Exercise requirements
a. In the text on the Windows Admin Center vulnerability, on what date were the flaws disclosed to Microsoft?
b. Carry on the Windows Admin Center vulnerability article from the point where it stops.

Windows Admin Center is a locally deployed, browser-based management tool used by IT administrators to manage Windows servers, clients, and clusters from a centralized graphical interface.
This newly discovered critical flaw, identified by Cymulate Research Labs, allows attackers to achieve unauthenticated, one-click remote code execution (RCE) on both Azure-integrated and on-premises WAC deployments.
By simply coercing a victim into visiting a tampered URL, adversaries can secretly execute arbitrary commands and take over target networks.
The vulnerabilities were responsibly disclosed to Microsoft on August 22, 2025. Following the report, Microsoft successfully applied server-side patches to secure all Azure-managed instances.
Because this fix was implemented on the service side, cloud customers are protected automatically without requiring any manual action.
However, organizations using on-premises WAC deployments must proactively update their systems to the latest release to close the vulnerability and prevent exploitation.
The waconazure app runs in the Azure portal via an iframe (source: Cymulate)
Core Vulnerabilities Driving the Exploit
According to the technical report published by Cymulate Research Labs, the exploit chain relies on three underlying architectural weaknesses that attackers combine for maximum impact:
Response-based cross-site scripting (XSS) allows attackers to inject arbitrary JavaScript into both Azure portal flows and on-premises error handling mechanisms.
Insecure redirect handling causes WAC to accept externally controlled gateway URLs without proper validation, enabling threat actors to hijack legitimate application flows for spoofing and phishing attacks.
Insecure credential storage in on-premises setups leaves sensitive Azure access and refresh tokens directly in the browser’s local storage, exposing them to immediate theft via the XSS flaw.
The research highlights distinct attack paths and consequences depending on how the Windows Admin Center environment is deployed.

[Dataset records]
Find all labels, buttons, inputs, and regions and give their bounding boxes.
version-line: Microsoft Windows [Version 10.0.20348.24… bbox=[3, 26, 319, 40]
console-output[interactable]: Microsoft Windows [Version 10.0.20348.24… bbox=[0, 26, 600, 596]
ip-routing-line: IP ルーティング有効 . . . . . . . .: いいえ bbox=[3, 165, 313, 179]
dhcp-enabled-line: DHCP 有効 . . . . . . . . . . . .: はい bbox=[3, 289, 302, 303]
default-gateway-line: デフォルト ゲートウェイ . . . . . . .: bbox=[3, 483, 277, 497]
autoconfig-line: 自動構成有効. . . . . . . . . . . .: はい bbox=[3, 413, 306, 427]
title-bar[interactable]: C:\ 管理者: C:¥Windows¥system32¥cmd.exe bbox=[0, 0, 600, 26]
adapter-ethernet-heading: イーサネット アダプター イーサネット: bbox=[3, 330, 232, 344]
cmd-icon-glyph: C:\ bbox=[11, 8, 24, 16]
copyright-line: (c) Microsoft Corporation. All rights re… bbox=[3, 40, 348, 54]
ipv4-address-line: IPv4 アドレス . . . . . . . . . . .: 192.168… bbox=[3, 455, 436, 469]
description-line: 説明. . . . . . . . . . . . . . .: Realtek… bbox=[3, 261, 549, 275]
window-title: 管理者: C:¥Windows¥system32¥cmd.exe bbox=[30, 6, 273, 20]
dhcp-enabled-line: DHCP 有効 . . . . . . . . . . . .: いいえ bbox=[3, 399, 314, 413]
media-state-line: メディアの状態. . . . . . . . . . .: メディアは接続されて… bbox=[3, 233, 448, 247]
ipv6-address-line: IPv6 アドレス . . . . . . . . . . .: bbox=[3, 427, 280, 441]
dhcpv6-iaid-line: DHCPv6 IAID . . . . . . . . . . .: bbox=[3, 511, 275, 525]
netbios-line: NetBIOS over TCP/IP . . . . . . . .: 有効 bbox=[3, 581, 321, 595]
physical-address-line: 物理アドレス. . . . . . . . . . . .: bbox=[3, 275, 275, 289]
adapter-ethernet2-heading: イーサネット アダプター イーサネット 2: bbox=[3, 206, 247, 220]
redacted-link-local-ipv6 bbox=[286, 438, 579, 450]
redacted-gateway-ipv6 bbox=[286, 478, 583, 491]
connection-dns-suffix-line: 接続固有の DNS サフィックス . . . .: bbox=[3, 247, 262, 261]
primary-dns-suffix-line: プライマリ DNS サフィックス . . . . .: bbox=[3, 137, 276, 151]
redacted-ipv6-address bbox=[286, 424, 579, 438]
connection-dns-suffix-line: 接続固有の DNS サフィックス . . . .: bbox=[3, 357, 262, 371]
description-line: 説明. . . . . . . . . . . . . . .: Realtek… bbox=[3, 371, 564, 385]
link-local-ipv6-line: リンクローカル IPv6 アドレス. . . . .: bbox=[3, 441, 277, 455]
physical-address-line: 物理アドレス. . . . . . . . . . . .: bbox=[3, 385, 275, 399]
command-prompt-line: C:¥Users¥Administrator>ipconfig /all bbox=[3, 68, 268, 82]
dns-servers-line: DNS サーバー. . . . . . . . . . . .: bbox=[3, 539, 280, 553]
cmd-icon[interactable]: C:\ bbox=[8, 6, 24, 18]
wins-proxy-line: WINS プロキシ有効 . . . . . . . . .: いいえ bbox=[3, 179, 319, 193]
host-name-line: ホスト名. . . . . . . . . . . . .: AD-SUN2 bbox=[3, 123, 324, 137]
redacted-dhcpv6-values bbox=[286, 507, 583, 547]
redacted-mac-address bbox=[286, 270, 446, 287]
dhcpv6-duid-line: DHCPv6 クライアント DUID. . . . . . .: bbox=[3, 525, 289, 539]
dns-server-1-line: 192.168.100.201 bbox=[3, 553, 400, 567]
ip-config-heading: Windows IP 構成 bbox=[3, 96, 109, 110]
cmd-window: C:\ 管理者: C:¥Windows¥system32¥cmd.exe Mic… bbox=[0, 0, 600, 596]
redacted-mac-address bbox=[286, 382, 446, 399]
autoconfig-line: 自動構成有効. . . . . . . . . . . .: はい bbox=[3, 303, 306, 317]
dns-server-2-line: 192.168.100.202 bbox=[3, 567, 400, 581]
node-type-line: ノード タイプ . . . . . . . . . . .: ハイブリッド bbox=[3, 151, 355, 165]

Numbered answers
a. August 22, 2025.

b.
Unsanitized error messages enable HTML injection (source: Cymulate)
Azure-managed environments allow attackers to craft authentic-looking URLs containing malicious payloads that prompt fake basic or NTLM authentication, silently harvesting user credentials from a trusted Microsoft origin.
On-premises deployments carry a significantly higher security impact because threat actors can force the gateway to execute arbitrary PowerShell commands on managed servers.
Connected local gateways expose stored Azure tokens, facilitating lateral movement that grants attackers the victim’s full cloud privileges and tenant control.
The Exploit Chain in Action
Cymulate researchers demonstrated that the complete attack chain requires minimal user interaction.
An attacker-hosted payload can automatically steal client credentials (Source: Cymulate)
An adversary needs to register a valid domain name, secure a trusted web certificate, and forge a WAC gateway URL. This malicious link can then be delivered through phishing emails, masked links, or automated web redirection.
Once the unsuspecting victim clicks the link, the WAC application automatically redirects traffic to the attacker-controlled server. The rogue server then responds with a crafted error message containing hidden scripts.
Because the application fails to sanitize the incoming response properly, the malicious code executes directly within the highly privileged WAC browser environment.
This exploit clearly proves that developers must rigorously validate both client input and server responses to prevent complex attacks. While Azure-hosted WAC customers are already protected, the security risk remains critical for internal networks.
Cymulate Research Labs strongly advises all security teams managing on-premises Windows Admin Center deployments to upgrade to the latest, patched Microsoft release immediately.
Administrators must verify that no outdated instances remain active on their network to prevent complete infrastructure compromise.